EXERCISE INPUT —
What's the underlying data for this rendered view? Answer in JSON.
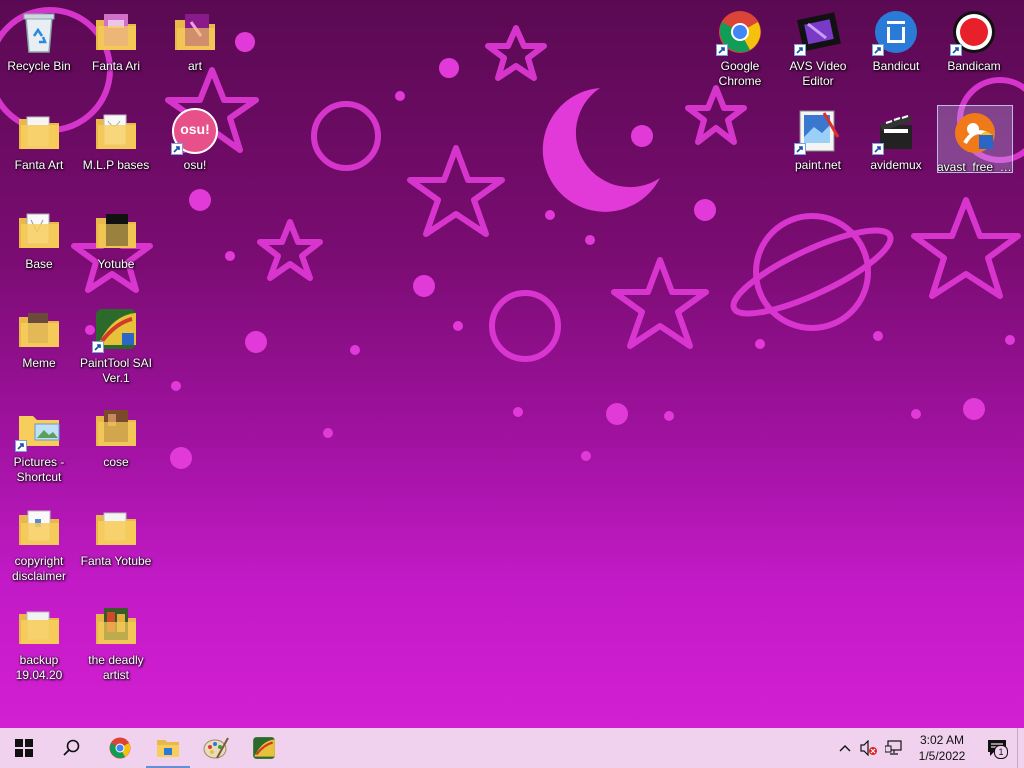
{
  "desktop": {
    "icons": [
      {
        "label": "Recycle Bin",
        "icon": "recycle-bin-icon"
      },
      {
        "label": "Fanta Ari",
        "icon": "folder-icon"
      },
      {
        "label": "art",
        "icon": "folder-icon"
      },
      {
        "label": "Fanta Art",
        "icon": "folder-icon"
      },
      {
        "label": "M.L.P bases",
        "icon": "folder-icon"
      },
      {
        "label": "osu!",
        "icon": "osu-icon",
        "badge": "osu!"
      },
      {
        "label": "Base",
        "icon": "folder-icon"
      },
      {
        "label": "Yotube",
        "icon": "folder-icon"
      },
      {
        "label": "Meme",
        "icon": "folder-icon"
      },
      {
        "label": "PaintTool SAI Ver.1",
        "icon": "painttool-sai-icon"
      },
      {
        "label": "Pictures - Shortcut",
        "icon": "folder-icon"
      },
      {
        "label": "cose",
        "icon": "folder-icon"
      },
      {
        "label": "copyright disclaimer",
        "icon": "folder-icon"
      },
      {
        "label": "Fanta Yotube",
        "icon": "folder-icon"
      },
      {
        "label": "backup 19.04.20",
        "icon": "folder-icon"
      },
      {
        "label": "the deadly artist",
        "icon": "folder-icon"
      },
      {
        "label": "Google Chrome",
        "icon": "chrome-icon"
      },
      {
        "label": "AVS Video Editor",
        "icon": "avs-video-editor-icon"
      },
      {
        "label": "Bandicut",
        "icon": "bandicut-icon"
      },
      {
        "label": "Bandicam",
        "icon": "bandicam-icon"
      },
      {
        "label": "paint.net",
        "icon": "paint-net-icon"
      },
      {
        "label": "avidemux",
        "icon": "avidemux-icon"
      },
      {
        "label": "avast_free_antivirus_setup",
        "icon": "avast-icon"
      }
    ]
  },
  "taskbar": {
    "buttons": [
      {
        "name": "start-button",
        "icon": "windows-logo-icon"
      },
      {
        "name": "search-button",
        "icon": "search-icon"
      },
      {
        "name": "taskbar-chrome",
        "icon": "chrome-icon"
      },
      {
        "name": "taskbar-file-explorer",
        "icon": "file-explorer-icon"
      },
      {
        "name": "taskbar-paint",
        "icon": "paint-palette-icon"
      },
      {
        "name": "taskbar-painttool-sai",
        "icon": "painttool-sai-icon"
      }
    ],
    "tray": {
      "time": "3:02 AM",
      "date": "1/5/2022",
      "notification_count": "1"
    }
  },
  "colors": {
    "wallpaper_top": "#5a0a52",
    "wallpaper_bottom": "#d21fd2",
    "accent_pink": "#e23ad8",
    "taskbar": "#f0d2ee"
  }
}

--

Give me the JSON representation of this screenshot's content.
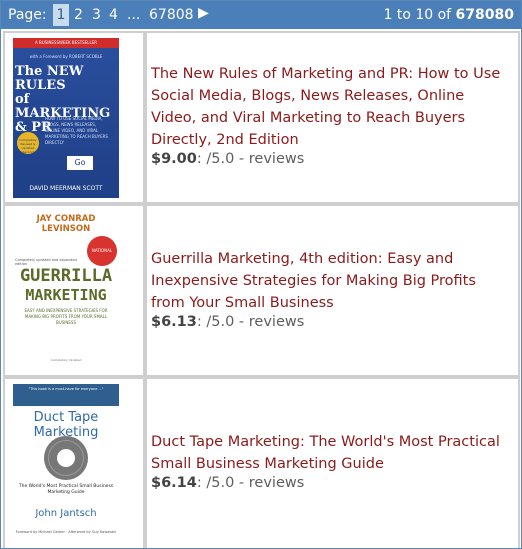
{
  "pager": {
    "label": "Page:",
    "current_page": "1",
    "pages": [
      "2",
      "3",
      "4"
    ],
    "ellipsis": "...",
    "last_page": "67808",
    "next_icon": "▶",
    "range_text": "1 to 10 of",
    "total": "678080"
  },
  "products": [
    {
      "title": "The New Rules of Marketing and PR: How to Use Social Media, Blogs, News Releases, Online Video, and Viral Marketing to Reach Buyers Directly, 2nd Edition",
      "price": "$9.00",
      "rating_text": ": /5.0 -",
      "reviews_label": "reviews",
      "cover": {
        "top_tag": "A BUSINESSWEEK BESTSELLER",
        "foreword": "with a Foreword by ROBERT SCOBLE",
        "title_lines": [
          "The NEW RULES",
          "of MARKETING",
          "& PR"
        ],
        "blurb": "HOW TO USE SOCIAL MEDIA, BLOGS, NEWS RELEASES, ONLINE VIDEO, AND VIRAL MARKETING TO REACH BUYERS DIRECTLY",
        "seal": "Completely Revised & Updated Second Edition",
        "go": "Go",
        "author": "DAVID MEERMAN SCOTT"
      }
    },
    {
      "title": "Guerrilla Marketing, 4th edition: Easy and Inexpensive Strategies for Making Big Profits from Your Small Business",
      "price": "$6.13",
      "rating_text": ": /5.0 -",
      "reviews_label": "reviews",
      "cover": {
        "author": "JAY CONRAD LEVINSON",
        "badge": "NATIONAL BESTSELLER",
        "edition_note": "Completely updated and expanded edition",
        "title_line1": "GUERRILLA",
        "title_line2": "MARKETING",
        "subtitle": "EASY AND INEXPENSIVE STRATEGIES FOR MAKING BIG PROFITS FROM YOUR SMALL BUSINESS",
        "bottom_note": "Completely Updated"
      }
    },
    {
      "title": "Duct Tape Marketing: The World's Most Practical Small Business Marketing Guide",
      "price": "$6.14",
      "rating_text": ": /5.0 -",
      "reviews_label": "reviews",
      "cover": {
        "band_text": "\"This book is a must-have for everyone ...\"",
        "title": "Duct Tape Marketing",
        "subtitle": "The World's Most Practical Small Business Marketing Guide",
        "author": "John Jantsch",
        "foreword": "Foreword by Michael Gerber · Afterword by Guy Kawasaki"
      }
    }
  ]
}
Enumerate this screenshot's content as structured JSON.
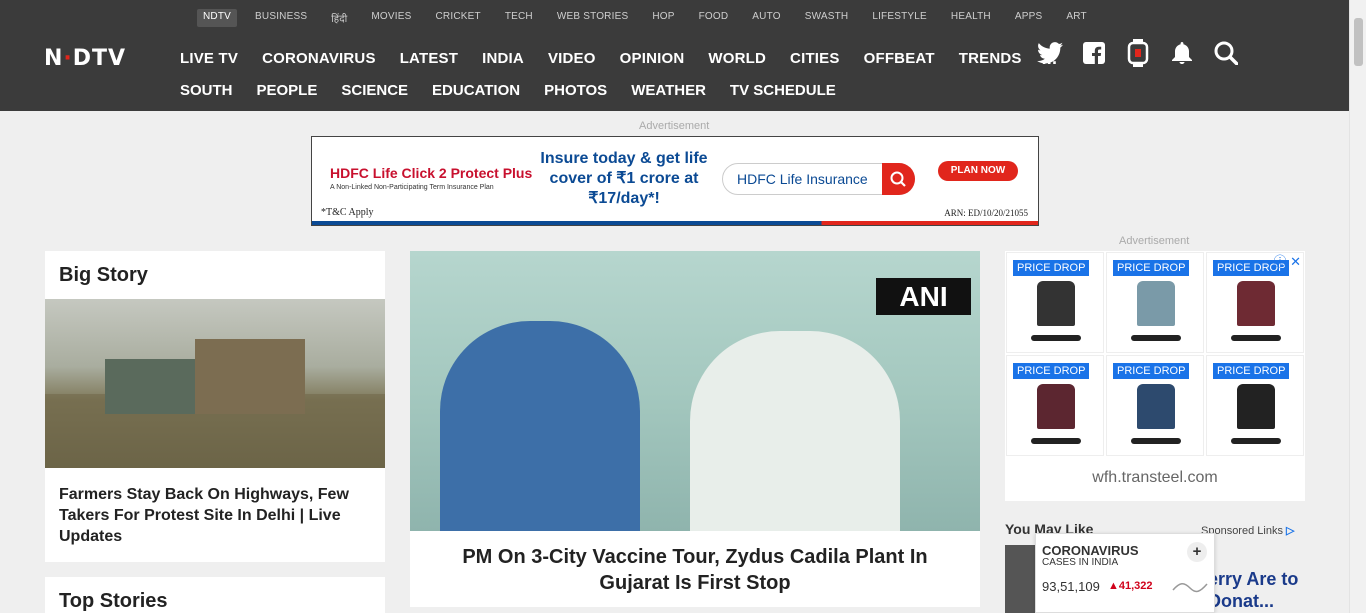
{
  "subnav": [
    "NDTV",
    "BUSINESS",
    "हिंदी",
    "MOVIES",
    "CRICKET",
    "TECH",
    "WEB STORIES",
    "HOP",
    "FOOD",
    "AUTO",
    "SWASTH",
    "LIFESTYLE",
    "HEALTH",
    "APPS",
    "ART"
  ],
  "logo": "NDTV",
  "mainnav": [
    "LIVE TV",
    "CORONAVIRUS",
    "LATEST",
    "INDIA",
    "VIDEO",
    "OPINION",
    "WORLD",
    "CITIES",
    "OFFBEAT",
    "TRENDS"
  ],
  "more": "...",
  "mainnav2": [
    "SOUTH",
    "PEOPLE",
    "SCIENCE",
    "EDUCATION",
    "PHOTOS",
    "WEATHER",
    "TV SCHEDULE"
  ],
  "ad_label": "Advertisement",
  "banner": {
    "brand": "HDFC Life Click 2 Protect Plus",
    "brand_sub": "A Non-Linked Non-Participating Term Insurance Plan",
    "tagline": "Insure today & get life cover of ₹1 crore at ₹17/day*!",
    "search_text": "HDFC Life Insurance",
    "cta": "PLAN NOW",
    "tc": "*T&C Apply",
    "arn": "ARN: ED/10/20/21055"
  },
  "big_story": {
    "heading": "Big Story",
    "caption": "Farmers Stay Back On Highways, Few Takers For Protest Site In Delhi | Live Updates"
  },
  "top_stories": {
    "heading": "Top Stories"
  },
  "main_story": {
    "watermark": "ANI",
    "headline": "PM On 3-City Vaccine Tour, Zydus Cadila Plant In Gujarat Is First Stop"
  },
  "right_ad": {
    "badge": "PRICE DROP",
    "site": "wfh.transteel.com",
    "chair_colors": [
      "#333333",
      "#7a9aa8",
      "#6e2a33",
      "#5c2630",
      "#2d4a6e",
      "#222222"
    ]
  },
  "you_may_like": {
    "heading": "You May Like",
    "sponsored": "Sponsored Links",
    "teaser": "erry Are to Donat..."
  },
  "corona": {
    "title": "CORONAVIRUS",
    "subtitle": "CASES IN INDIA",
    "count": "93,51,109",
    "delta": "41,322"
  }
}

REQUIRED ACTION — Look through the listing, and copy each line that contains the word "author".

RESULT OF THIS TASK —
        "author": "DAVID MEERMAN SCOTT"
        "author": "JAY CONRAD LEVINSON",
        "author": "John Jantsch",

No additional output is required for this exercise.